* Your instructions
Write out all the lines again, precisely as they stand, but without the images.

·····

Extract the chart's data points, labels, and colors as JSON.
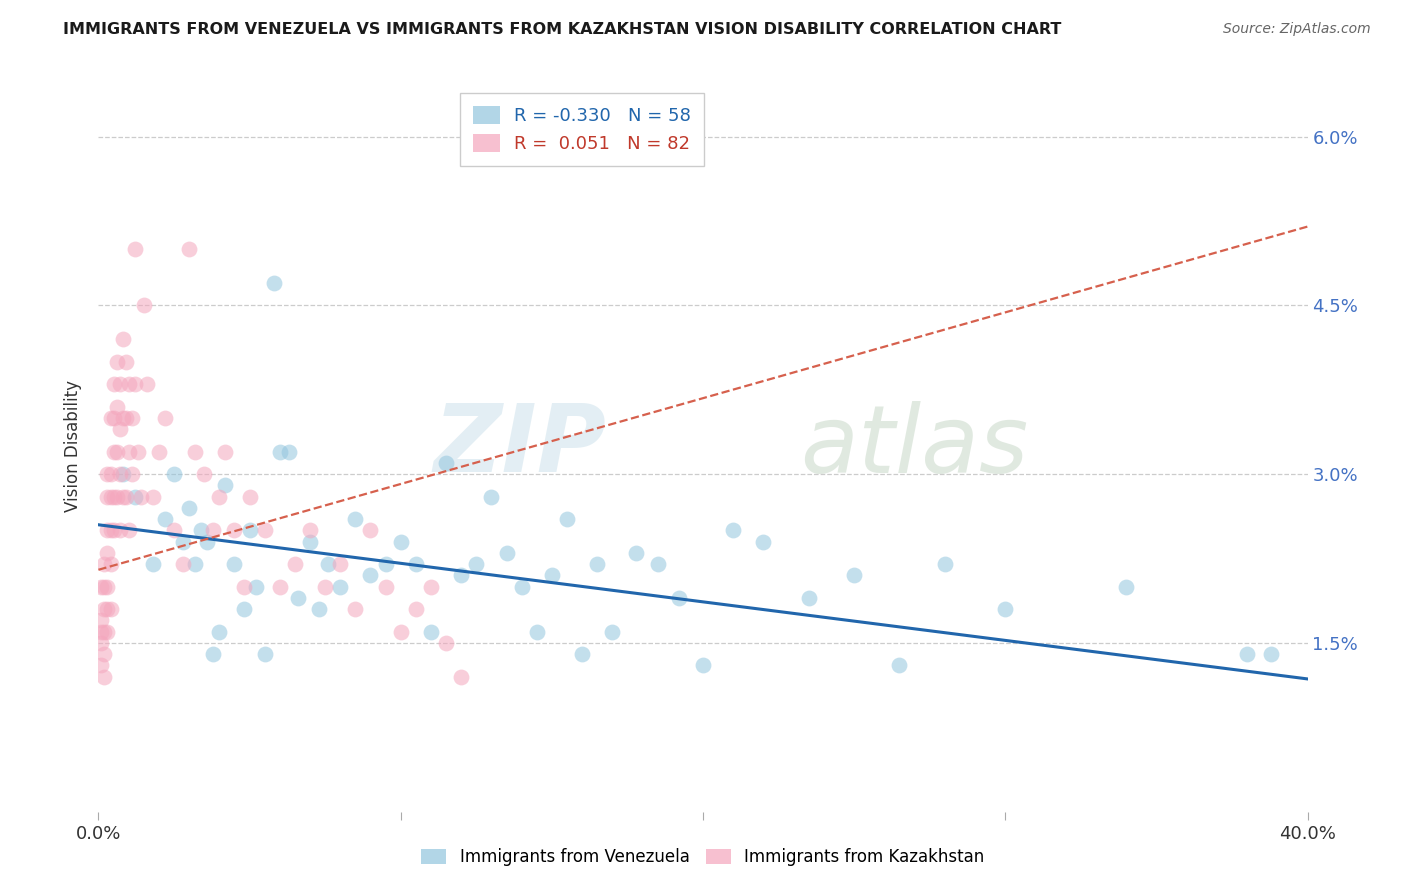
{
  "title": "IMMIGRANTS FROM VENEZUELA VS IMMIGRANTS FROM KAZAKHSTAN VISION DISABILITY CORRELATION CHART",
  "source": "Source: ZipAtlas.com",
  "ylabel": "Vision Disability",
  "xlim": [
    0.0,
    0.4
  ],
  "ylim": [
    0.0,
    0.065
  ],
  "yticks": [
    0.0,
    0.015,
    0.03,
    0.045,
    0.06
  ],
  "ytick_labels": [
    "",
    "1.5%",
    "3.0%",
    "4.5%",
    "6.0%"
  ],
  "xticks": [
    0.0,
    0.1,
    0.2,
    0.3,
    0.4
  ],
  "xtick_labels": [
    "0.0%",
    "",
    "",
    "",
    "40.0%"
  ],
  "legend_r_blue": "R = -0.330",
  "legend_n_blue": "N = 58",
  "legend_r_pink": "R =  0.051",
  "legend_n_pink": "N = 82",
  "color_blue": "#92c5de",
  "color_pink": "#f4a6bd",
  "trendline_blue_color": "#2166ac",
  "trendline_pink_color": "#d6604d",
  "trendline_blue_start_y": 0.0255,
  "trendline_blue_end_y": 0.0118,
  "trendline_pink_start_y": 0.0215,
  "trendline_pink_end_y": 0.052,
  "watermark_zip": "ZIP",
  "watermark_atlas": "atlas",
  "blue_scatter_x": [
    0.008,
    0.012,
    0.018,
    0.022,
    0.025,
    0.028,
    0.03,
    0.032,
    0.034,
    0.036,
    0.038,
    0.04,
    0.042,
    0.045,
    0.048,
    0.05,
    0.052,
    0.055,
    0.058,
    0.06,
    0.063,
    0.066,
    0.07,
    0.073,
    0.076,
    0.08,
    0.085,
    0.09,
    0.095,
    0.1,
    0.105,
    0.11,
    0.115,
    0.12,
    0.125,
    0.13,
    0.135,
    0.14,
    0.145,
    0.15,
    0.155,
    0.16,
    0.165,
    0.17,
    0.178,
    0.185,
    0.192,
    0.2,
    0.21,
    0.22,
    0.235,
    0.25,
    0.265,
    0.28,
    0.3,
    0.34,
    0.38,
    0.388
  ],
  "blue_scatter_y": [
    0.03,
    0.028,
    0.022,
    0.026,
    0.03,
    0.024,
    0.027,
    0.022,
    0.025,
    0.024,
    0.014,
    0.016,
    0.029,
    0.022,
    0.018,
    0.025,
    0.02,
    0.014,
    0.047,
    0.032,
    0.032,
    0.019,
    0.024,
    0.018,
    0.022,
    0.02,
    0.026,
    0.021,
    0.022,
    0.024,
    0.022,
    0.016,
    0.031,
    0.021,
    0.022,
    0.028,
    0.023,
    0.02,
    0.016,
    0.021,
    0.026,
    0.014,
    0.022,
    0.016,
    0.023,
    0.022,
    0.019,
    0.013,
    0.025,
    0.024,
    0.019,
    0.021,
    0.013,
    0.022,
    0.018,
    0.02,
    0.014,
    0.014
  ],
  "pink_scatter_x": [
    0.001,
    0.001,
    0.001,
    0.001,
    0.001,
    0.002,
    0.002,
    0.002,
    0.002,
    0.002,
    0.002,
    0.003,
    0.003,
    0.003,
    0.003,
    0.003,
    0.003,
    0.003,
    0.004,
    0.004,
    0.004,
    0.004,
    0.004,
    0.004,
    0.005,
    0.005,
    0.005,
    0.005,
    0.005,
    0.006,
    0.006,
    0.006,
    0.006,
    0.007,
    0.007,
    0.007,
    0.007,
    0.008,
    0.008,
    0.008,
    0.009,
    0.009,
    0.009,
    0.01,
    0.01,
    0.01,
    0.011,
    0.011,
    0.012,
    0.012,
    0.013,
    0.014,
    0.015,
    0.016,
    0.018,
    0.02,
    0.022,
    0.025,
    0.028,
    0.03,
    0.032,
    0.035,
    0.038,
    0.04,
    0.042,
    0.045,
    0.048,
    0.05,
    0.055,
    0.06,
    0.065,
    0.07,
    0.075,
    0.08,
    0.085,
    0.09,
    0.095,
    0.1,
    0.105,
    0.11,
    0.115,
    0.12
  ],
  "pink_scatter_y": [
    0.02,
    0.017,
    0.016,
    0.015,
    0.013,
    0.022,
    0.02,
    0.018,
    0.016,
    0.014,
    0.012,
    0.03,
    0.028,
    0.025,
    0.023,
    0.02,
    0.018,
    0.016,
    0.035,
    0.03,
    0.028,
    0.025,
    0.022,
    0.018,
    0.038,
    0.035,
    0.032,
    0.028,
    0.025,
    0.04,
    0.036,
    0.032,
    0.028,
    0.038,
    0.034,
    0.03,
    0.025,
    0.042,
    0.035,
    0.028,
    0.04,
    0.035,
    0.028,
    0.038,
    0.032,
    0.025,
    0.035,
    0.03,
    0.038,
    0.05,
    0.032,
    0.028,
    0.045,
    0.038,
    0.028,
    0.032,
    0.035,
    0.025,
    0.022,
    0.05,
    0.032,
    0.03,
    0.025,
    0.028,
    0.032,
    0.025,
    0.02,
    0.028,
    0.025,
    0.02,
    0.022,
    0.025,
    0.02,
    0.022,
    0.018,
    0.025,
    0.02,
    0.016,
    0.018,
    0.02,
    0.015,
    0.012
  ]
}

·····

* Right answer
Extract the chart's data points, labels, and colors as JSON.
{
  "title": "IMMIGRANTS FROM VENEZUELA VS IMMIGRANTS FROM KAZAKHSTAN VISION DISABILITY CORRELATION CHART",
  "source": "Source: ZipAtlas.com",
  "ylabel": "Vision Disability",
  "xlim": [
    0.0,
    0.4
  ],
  "ylim": [
    0.0,
    0.065
  ],
  "yticks": [
    0.0,
    0.015,
    0.03,
    0.045,
    0.06
  ],
  "ytick_labels": [
    "",
    "1.5%",
    "3.0%",
    "4.5%",
    "6.0%"
  ],
  "xticks": [
    0.0,
    0.1,
    0.2,
    0.3,
    0.4
  ],
  "xtick_labels": [
    "0.0%",
    "",
    "",
    "",
    "40.0%"
  ],
  "legend_r_blue": "R = -0.330",
  "legend_n_blue": "N = 58",
  "legend_r_pink": "R =  0.051",
  "legend_n_pink": "N = 82",
  "color_blue": "#92c5de",
  "color_pink": "#f4a6bd",
  "trendline_blue_color": "#2166ac",
  "trendline_pink_color": "#d6604d",
  "trendline_blue_start_y": 0.0255,
  "trendline_blue_end_y": 0.0118,
  "trendline_pink_start_y": 0.0215,
  "trendline_pink_end_y": 0.052,
  "watermark_zip": "ZIP",
  "watermark_atlas": "atlas",
  "blue_scatter_x": [
    0.008,
    0.012,
    0.018,
    0.022,
    0.025,
    0.028,
    0.03,
    0.032,
    0.034,
    0.036,
    0.038,
    0.04,
    0.042,
    0.045,
    0.048,
    0.05,
    0.052,
    0.055,
    0.058,
    0.06,
    0.063,
    0.066,
    0.07,
    0.073,
    0.076,
    0.08,
    0.085,
    0.09,
    0.095,
    0.1,
    0.105,
    0.11,
    0.115,
    0.12,
    0.125,
    0.13,
    0.135,
    0.14,
    0.145,
    0.15,
    0.155,
    0.16,
    0.165,
    0.17,
    0.178,
    0.185,
    0.192,
    0.2,
    0.21,
    0.22,
    0.235,
    0.25,
    0.265,
    0.28,
    0.3,
    0.34,
    0.38,
    0.388
  ],
  "blue_scatter_y": [
    0.03,
    0.028,
    0.022,
    0.026,
    0.03,
    0.024,
    0.027,
    0.022,
    0.025,
    0.024,
    0.014,
    0.016,
    0.029,
    0.022,
    0.018,
    0.025,
    0.02,
    0.014,
    0.047,
    0.032,
    0.032,
    0.019,
    0.024,
    0.018,
    0.022,
    0.02,
    0.026,
    0.021,
    0.022,
    0.024,
    0.022,
    0.016,
    0.031,
    0.021,
    0.022,
    0.028,
    0.023,
    0.02,
    0.016,
    0.021,
    0.026,
    0.014,
    0.022,
    0.016,
    0.023,
    0.022,
    0.019,
    0.013,
    0.025,
    0.024,
    0.019,
    0.021,
    0.013,
    0.022,
    0.018,
    0.02,
    0.014,
    0.014
  ],
  "pink_scatter_x": [
    0.001,
    0.001,
    0.001,
    0.001,
    0.001,
    0.002,
    0.002,
    0.002,
    0.002,
    0.002,
    0.002,
    0.003,
    0.003,
    0.003,
    0.003,
    0.003,
    0.003,
    0.003,
    0.004,
    0.004,
    0.004,
    0.004,
    0.004,
    0.004,
    0.005,
    0.005,
    0.005,
    0.005,
    0.005,
    0.006,
    0.006,
    0.006,
    0.006,
    0.007,
    0.007,
    0.007,
    0.007,
    0.008,
    0.008,
    0.008,
    0.009,
    0.009,
    0.009,
    0.01,
    0.01,
    0.01,
    0.011,
    0.011,
    0.012,
    0.012,
    0.013,
    0.014,
    0.015,
    0.016,
    0.018,
    0.02,
    0.022,
    0.025,
    0.028,
    0.03,
    0.032,
    0.035,
    0.038,
    0.04,
    0.042,
    0.045,
    0.048,
    0.05,
    0.055,
    0.06,
    0.065,
    0.07,
    0.075,
    0.08,
    0.085,
    0.09,
    0.095,
    0.1,
    0.105,
    0.11,
    0.115,
    0.12
  ],
  "pink_scatter_y": [
    0.02,
    0.017,
    0.016,
    0.015,
    0.013,
    0.022,
    0.02,
    0.018,
    0.016,
    0.014,
    0.012,
    0.03,
    0.028,
    0.025,
    0.023,
    0.02,
    0.018,
    0.016,
    0.035,
    0.03,
    0.028,
    0.025,
    0.022,
    0.018,
    0.038,
    0.035,
    0.032,
    0.028,
    0.025,
    0.04,
    0.036,
    0.032,
    0.028,
    0.038,
    0.034,
    0.03,
    0.025,
    0.042,
    0.035,
    0.028,
    0.04,
    0.035,
    0.028,
    0.038,
    0.032,
    0.025,
    0.035,
    0.03,
    0.038,
    0.05,
    0.032,
    0.028,
    0.045,
    0.038,
    0.028,
    0.032,
    0.035,
    0.025,
    0.022,
    0.05,
    0.032,
    0.03,
    0.025,
    0.028,
    0.032,
    0.025,
    0.02,
    0.028,
    0.025,
    0.02,
    0.022,
    0.025,
    0.02,
    0.022,
    0.018,
    0.025,
    0.02,
    0.016,
    0.018,
    0.02,
    0.015,
    0.012
  ]
}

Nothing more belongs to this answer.